• **The task**
Look through the data for the string "seguro". Copy every line where it is found.

• **Exercise material**
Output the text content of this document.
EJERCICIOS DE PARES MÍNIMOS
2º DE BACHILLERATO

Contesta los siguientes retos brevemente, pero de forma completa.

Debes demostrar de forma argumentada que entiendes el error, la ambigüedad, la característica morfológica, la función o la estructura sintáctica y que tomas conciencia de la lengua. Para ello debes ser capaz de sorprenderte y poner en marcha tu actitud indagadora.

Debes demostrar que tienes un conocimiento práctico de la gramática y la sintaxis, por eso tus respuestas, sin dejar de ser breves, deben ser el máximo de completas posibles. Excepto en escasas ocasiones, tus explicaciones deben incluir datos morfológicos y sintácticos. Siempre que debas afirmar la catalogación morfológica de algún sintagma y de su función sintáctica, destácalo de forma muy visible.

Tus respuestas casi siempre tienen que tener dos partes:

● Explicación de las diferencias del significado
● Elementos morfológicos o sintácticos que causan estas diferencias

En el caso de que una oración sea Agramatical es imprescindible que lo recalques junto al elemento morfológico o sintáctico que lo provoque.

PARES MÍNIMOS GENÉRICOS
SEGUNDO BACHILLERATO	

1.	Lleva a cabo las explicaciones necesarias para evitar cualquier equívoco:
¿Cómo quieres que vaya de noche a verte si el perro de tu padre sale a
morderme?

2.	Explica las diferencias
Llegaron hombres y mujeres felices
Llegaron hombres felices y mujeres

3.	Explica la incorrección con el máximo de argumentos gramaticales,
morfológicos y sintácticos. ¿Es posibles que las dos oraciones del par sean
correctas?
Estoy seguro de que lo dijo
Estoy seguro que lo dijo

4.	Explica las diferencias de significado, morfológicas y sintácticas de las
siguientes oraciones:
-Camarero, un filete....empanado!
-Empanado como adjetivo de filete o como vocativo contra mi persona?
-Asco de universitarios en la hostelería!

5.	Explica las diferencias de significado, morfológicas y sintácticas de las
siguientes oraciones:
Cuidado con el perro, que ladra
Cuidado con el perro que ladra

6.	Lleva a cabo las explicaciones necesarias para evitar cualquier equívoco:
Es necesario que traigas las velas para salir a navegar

• **Solution to this task**
Estoy seguro de que lo dijo
Estoy seguro que lo dijo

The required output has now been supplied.